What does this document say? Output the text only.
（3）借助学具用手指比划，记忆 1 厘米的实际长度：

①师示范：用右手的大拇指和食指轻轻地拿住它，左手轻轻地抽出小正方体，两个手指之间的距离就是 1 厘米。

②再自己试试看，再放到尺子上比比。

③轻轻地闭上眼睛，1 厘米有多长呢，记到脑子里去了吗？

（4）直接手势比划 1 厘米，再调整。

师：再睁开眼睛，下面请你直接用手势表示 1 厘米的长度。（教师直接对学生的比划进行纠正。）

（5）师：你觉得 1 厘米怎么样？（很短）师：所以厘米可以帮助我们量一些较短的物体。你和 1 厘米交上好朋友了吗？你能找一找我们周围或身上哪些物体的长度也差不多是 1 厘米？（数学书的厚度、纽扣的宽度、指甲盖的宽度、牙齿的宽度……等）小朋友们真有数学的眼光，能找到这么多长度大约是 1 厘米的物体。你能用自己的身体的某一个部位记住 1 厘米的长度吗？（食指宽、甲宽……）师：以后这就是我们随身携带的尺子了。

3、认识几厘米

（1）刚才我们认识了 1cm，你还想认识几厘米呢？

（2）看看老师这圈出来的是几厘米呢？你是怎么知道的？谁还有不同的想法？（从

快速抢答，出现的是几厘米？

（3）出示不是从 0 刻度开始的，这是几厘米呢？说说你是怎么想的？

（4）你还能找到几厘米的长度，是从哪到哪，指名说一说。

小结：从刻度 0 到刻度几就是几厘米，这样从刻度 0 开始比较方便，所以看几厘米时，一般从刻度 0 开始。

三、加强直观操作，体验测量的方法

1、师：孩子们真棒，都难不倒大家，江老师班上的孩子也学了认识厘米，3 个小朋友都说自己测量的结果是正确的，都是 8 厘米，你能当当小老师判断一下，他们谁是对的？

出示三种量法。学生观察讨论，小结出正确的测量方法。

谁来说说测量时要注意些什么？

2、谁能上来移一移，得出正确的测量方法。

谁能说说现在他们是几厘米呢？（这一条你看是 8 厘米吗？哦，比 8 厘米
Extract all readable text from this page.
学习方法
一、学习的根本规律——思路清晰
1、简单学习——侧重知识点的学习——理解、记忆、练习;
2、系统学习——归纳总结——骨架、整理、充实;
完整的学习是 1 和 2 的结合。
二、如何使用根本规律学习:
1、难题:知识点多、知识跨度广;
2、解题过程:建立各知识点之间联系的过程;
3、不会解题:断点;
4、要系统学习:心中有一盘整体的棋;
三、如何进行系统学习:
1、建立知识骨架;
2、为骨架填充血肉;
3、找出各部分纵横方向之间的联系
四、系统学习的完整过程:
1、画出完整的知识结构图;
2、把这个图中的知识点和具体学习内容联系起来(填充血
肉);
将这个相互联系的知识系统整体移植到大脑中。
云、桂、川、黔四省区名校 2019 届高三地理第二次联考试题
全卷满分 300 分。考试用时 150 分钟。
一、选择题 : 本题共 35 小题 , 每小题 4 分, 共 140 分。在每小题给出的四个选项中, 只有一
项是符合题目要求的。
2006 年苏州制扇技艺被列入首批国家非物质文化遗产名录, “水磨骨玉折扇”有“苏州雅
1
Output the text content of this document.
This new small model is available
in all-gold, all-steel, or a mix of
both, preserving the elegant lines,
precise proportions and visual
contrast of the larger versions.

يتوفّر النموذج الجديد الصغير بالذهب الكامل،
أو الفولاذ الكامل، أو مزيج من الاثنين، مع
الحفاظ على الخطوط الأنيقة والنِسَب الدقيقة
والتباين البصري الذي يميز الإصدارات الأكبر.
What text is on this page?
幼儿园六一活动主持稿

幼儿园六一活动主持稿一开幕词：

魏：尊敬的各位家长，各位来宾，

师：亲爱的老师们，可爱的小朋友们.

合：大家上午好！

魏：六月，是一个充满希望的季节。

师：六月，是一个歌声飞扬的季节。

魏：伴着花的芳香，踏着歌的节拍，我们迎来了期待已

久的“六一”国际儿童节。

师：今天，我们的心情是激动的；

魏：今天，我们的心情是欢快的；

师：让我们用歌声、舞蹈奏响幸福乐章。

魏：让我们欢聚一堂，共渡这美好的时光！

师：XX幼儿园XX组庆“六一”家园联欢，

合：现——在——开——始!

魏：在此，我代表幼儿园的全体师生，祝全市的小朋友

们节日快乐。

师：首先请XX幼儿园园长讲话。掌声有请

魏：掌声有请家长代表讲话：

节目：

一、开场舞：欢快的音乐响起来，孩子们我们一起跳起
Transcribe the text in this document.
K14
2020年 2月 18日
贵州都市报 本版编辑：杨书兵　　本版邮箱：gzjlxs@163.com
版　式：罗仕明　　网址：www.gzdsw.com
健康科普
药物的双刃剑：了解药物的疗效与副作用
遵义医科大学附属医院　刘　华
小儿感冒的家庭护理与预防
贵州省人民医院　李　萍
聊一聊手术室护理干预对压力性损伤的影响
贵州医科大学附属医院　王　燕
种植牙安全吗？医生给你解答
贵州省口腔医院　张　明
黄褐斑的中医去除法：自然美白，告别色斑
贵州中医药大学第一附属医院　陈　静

[Exercise directions]
Reproduce precisely the span of lines that begins at the line containing "Output the text content of this document." and ends with the last line of the listing.

[Full answer]
Output the text content of this document.
This new small model is available
in all-gold, all-steel, or a mix of
both, preserving the elegant lines,
precise proportions and visual
contrast of the larger versions.

يتوفّر النموذج الجديد الصغير بالذهب الكامل،
أو الفولاذ الكامل، أو مزيج من الاثنين، مع
الحفاظ على الخطوط الأنيقة والنِسَب الدقيقة
والتباين البصري الذي يميز الإصدارات الأكبر.
What text is on this page?
幼儿园六一活动主持稿

幼儿园六一活动主持稿一开幕词：

魏：尊敬的各位家长，各位来宾，

师：亲爱的老师们，可爱的小朋友们.

合：大家上午好！

魏：六月，是一个充满希望的季节。

师：六月，是一个歌声飞扬的季节。

魏：伴着花的芳香，踏着歌的节拍，我们迎来了期待已

久的“六一”国际儿童节。

师：今天，我们的心情是激动的；

魏：今天，我们的心情是欢快的；

师：让我们用歌声、舞蹈奏响幸福乐章。

魏：让我们欢聚一堂，共渡这美好的时光！

师：XX幼儿园XX组庆“六一”家园联欢，

合：现——在——开——始!

魏：在此，我代表幼儿园的全体师生，祝全市的小朋友

们节日快乐。

师：首先请XX幼儿园园长讲话。掌声有请

魏：掌声有请家长代表讲话：

节目：

一、开场舞：欢快的音乐响起来，孩子们我们一起跳起
Transcribe the text in this document.
K14
2020年 2月 18日
贵州都市报 本版编辑：杨书兵　　本版邮箱：gzjlxs@163.com
版　式：罗仕明　　网址：www.gzdsw.com
健康科普
药物的双刃剑：了解药物的疗效与副作用
遵义医科大学附属医院　刘　华
小儿感冒的家庭护理与预防
贵州省人民医院　李　萍
聊一聊手术室护理干预对压力性损伤的影响
贵州医科大学附属医院　王　燕
种植牙安全吗？医生给你解答
贵州省口腔医院　张　明
黄褐斑的中医去除法：自然美白，告别色斑
贵州中医药大学第一附属医院　陈　静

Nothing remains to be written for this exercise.